[Dataset excerpt]
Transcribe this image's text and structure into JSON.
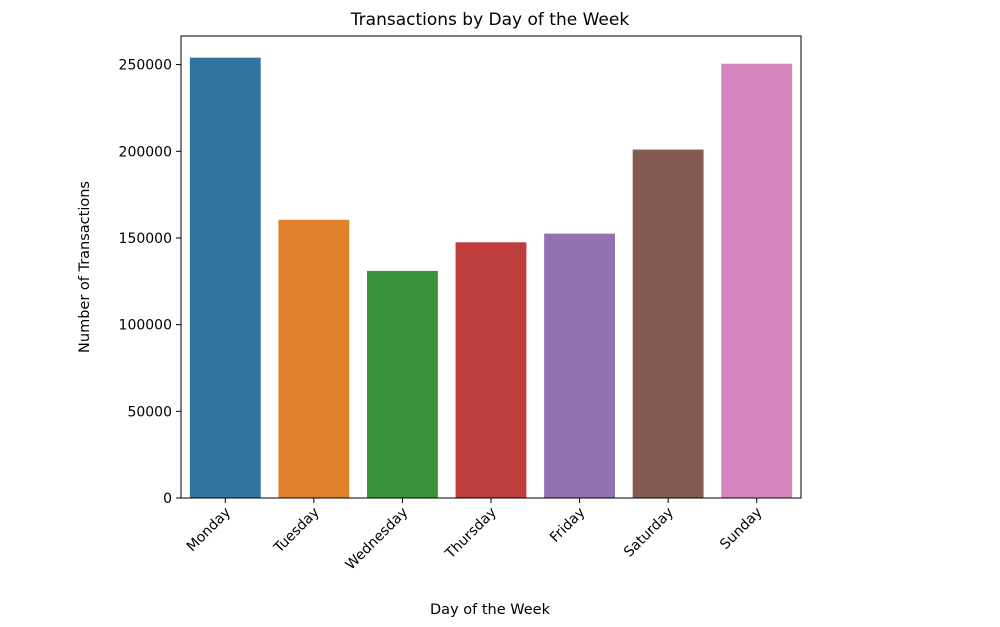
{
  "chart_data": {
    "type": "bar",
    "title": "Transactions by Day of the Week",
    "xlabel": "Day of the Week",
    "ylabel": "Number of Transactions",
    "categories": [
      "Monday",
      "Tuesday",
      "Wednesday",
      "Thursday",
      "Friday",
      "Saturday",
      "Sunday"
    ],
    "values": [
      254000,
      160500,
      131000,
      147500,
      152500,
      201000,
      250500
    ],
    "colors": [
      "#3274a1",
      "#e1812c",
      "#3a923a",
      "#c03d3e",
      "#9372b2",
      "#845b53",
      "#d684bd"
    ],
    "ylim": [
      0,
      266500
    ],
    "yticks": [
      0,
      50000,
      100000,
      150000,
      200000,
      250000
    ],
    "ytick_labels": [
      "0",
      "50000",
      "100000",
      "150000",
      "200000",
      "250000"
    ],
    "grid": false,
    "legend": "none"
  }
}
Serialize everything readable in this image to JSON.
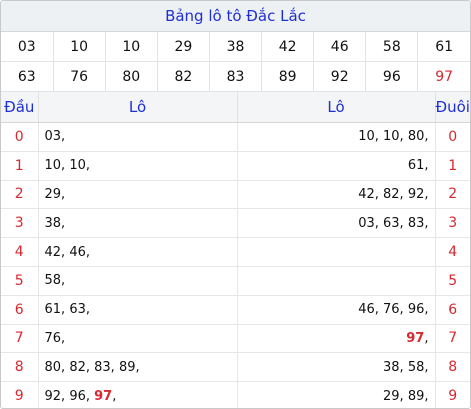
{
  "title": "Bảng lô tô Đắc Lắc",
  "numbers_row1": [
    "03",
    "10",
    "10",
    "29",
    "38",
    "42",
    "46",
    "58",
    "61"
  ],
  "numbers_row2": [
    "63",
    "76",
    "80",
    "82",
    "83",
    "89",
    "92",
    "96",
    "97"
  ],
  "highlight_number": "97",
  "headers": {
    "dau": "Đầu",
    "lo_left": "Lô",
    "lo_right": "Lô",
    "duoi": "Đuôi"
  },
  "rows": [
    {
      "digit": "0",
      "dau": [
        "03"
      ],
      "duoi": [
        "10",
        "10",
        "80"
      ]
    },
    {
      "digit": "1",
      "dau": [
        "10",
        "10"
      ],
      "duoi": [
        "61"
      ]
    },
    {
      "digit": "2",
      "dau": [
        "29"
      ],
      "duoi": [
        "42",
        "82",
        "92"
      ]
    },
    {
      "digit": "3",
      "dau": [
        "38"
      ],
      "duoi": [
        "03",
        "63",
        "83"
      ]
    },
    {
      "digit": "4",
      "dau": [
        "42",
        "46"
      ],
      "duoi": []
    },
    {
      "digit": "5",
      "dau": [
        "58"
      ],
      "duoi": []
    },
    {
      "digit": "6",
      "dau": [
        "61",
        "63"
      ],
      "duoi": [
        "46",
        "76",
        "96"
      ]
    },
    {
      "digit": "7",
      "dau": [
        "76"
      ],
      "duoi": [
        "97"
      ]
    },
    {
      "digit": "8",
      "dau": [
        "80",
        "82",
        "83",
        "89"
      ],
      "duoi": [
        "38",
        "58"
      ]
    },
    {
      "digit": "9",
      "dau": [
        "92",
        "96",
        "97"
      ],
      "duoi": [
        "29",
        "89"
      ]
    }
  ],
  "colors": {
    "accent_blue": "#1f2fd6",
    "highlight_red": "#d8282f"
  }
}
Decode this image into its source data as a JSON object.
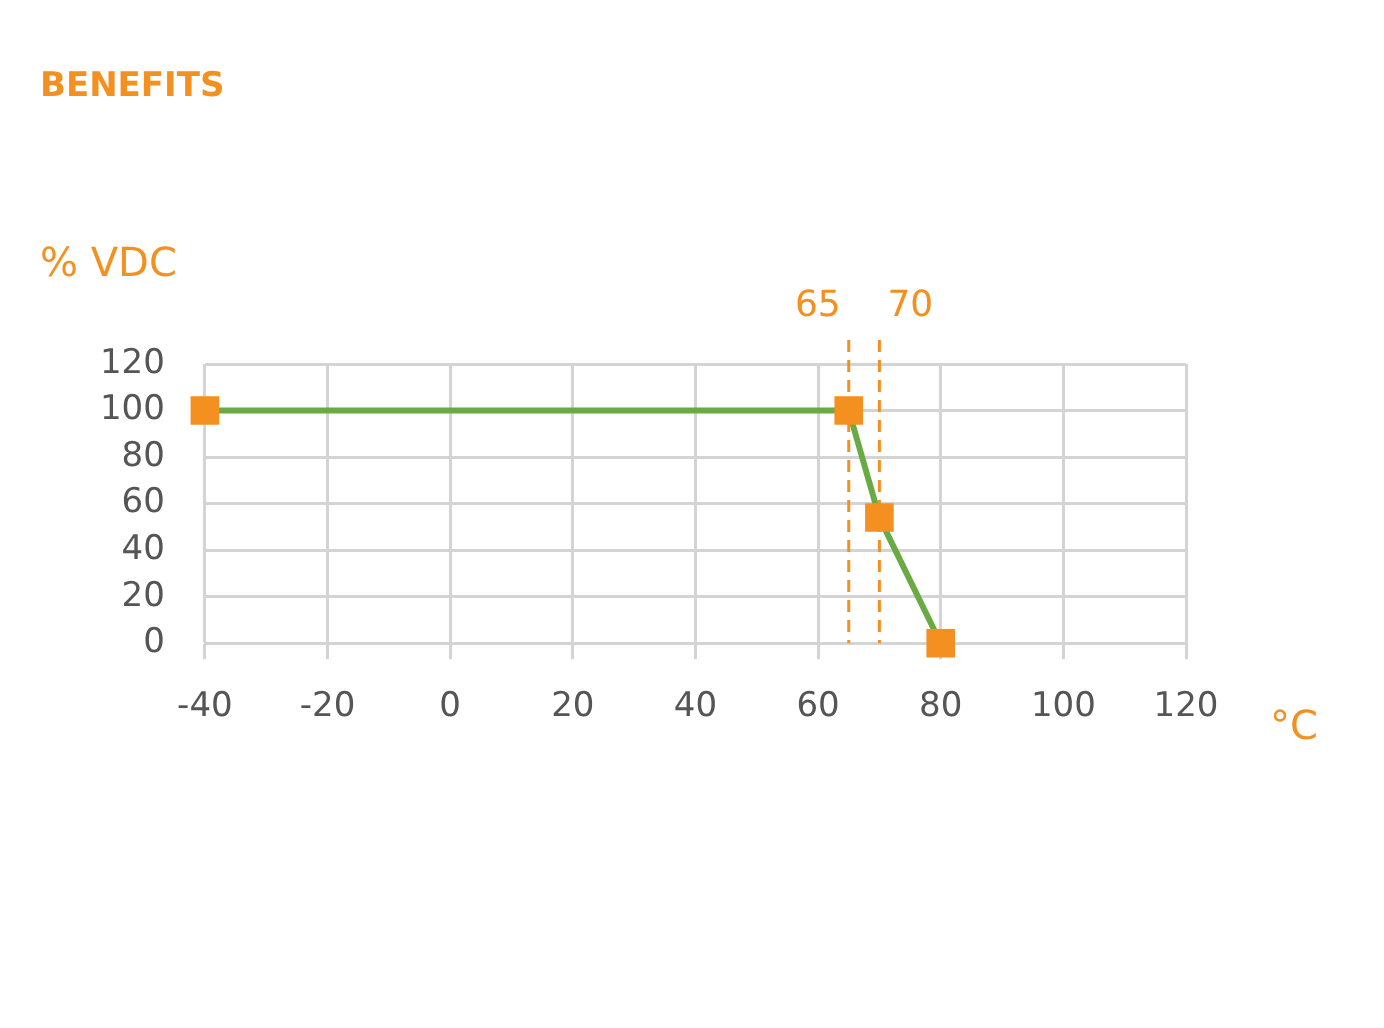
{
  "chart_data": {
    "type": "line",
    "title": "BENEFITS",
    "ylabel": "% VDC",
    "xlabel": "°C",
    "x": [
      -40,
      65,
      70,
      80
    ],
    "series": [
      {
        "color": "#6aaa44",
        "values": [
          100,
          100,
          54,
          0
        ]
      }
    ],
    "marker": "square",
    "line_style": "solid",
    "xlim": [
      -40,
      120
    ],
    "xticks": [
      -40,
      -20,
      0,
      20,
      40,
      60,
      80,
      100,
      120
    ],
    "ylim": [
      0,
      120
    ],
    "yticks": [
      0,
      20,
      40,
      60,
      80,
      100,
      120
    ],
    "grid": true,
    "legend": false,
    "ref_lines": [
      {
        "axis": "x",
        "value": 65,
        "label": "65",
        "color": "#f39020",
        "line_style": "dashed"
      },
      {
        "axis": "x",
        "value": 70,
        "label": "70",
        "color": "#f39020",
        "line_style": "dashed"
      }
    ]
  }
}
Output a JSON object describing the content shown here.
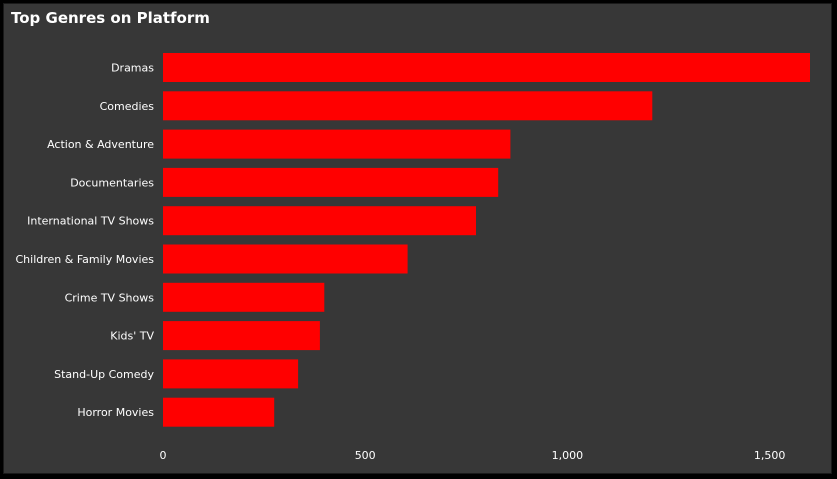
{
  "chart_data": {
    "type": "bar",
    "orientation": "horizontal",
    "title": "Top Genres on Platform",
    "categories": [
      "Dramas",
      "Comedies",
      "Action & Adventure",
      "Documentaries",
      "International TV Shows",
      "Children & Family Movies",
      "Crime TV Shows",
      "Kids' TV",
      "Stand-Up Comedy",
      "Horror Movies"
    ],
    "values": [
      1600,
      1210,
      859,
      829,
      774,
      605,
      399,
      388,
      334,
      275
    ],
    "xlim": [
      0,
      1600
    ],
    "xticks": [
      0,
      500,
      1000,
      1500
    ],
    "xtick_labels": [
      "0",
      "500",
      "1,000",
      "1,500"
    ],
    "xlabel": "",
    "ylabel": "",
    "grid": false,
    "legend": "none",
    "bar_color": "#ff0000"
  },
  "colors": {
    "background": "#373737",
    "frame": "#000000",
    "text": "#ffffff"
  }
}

What you will do:
Give back all entries exactly. No pictures belong in the copy.

Correct result:
Transcribe this image's text and structure into JSON.
{
  "chart_data": {
    "type": "bar",
    "title": "Transactions by Day of the Week",
    "xlabel": "Day of the Week",
    "ylabel": "Number of Transactions",
    "categories": [
      "Monday",
      "Tuesday",
      "Wednesday",
      "Thursday",
      "Friday",
      "Saturday",
      "Sunday"
    ],
    "values": [
      254000,
      160500,
      131000,
      147500,
      152500,
      201000,
      250500
    ],
    "colors": [
      "#3274a1",
      "#e1812c",
      "#3a923a",
      "#c03d3e",
      "#9372b2",
      "#845b53",
      "#d684bd"
    ],
    "ylim": [
      0,
      266500
    ],
    "yticks": [
      0,
      50000,
      100000,
      150000,
      200000,
      250000
    ],
    "ytick_labels": [
      "0",
      "50000",
      "100000",
      "150000",
      "200000",
      "250000"
    ],
    "grid": false,
    "legend": "none"
  }
}
Serialize everything readable in this image to JSON.
{
  "title": "Bảng lô tô Đắc Lắc",
  "numbers_row1": [
    "03",
    "10",
    "10",
    "29",
    "38",
    "42",
    "46",
    "58",
    "61"
  ],
  "numbers_row2": [
    "63",
    "76",
    "80",
    "82",
    "83",
    "89",
    "92",
    "96",
    "97"
  ],
  "highlight_number": "97",
  "headers": {
    "dau": "Đầu",
    "lo_left": "Lô",
    "lo_right": "Lô",
    "duoi": "Đuôi"
  },
  "rows": [
    {
      "digit": "0",
      "dau": [
        "03"
      ],
      "duoi": [
        "10",
        "10",
        "80"
      ]
    },
    {
      "digit": "1",
      "dau": [
        "10",
        "10"
      ],
      "duoi": [
        "61"
      ]
    },
    {
      "digit": "2",
      "dau": [
        "29"
      ],
      "duoi": [
        "42",
        "82",
        "92"
      ]
    },
    {
      "digit": "3",
      "dau": [
        "38"
      ],
      "duoi": [
        "03",
        "63",
        "83"
      ]
    },
    {
      "digit": "4",
      "dau": [
        "42",
        "46"
      ],
      "duoi": []
    },
    {
      "digit": "5",
      "dau": [
        "58"
      ],
      "duoi": []
    },
    {
      "digit": "6",
      "dau": [
        "61",
        "63"
      ],
      "duoi": [
        "46",
        "76",
        "96"
      ]
    },
    {
      "digit": "7",
      "dau": [
        "76"
      ],
      "duoi": [
        "97"
      ]
    },
    {
      "digit": "8",
      "dau": [
        "80",
        "82",
        "83",
        "89"
      ],
      "duoi": [
        "38",
        "58"
      ]
    },
    {
      "digit": "9",
      "dau": [
        "92",
        "96",
        "97"
      ],
      "duoi": [
        "29",
        "89"
      ]
    }
  ],
  "colors": {
    "accent_blue": "#1f2fd6",
    "highlight_red": "#d8282f"
  }
}
Decode this image into its source data as a JSON object.
{
  "chart_data": {
    "type": "line",
    "title": "BENEFITS",
    "ylabel": "% VDC",
    "xlabel": "°C",
    "x": [
      -40,
      65,
      70,
      80
    ],
    "series": [
      {
        "color": "#6aaa44",
        "values": [
          100,
          100,
          54,
          0
        ]
      }
    ],
    "marker": "square",
    "line_style": "solid",
    "xlim": [
      -40,
      120
    ],
    "xticks": [
      -40,
      -20,
      0,
      20,
      40,
      60,
      80,
      100,
      120
    ],
    "ylim": [
      0,
      120
    ],
    "yticks": [
      0,
      20,
      40,
      60,
      80,
      100,
      120
    ],
    "grid": true,
    "legend": false,
    "ref_lines": [
      {
        "axis": "x",
        "value": 65,
        "label": "65",
        "color": "#f39020",
        "line_style": "dashed"
      },
      {
        "axis": "x",
        "value": 70,
        "label": "70",
        "color": "#f39020",
        "line_style": "dashed"
      }
    ]
  }
}
Output a JSON object describing the content shown here.
{
  "chart_data": {
    "type": "bar",
    "orientation": "horizontal",
    "title": "Top Genres on Platform",
    "categories": [
      "Dramas",
      "Comedies",
      "Action & Adventure",
      "Documentaries",
      "International TV Shows",
      "Children & Family Movies",
      "Crime TV Shows",
      "Kids' TV",
      "Stand-Up Comedy",
      "Horror Movies"
    ],
    "values": [
      1600,
      1210,
      859,
      829,
      774,
      605,
      399,
      388,
      334,
      275
    ],
    "xlim": [
      0,
      1600
    ],
    "xticks": [
      0,
      500,
      1000,
      1500
    ],
    "xtick_labels": [
      "0",
      "500",
      "1,000",
      "1,500"
    ],
    "xlabel": "",
    "ylabel": "",
    "grid": false,
    "legend": "none",
    "bar_color": "#ff0000"
  },
  "colors": {
    "background": "#373737",
    "frame": "#000000",
    "text": "#ffffff"
  }
}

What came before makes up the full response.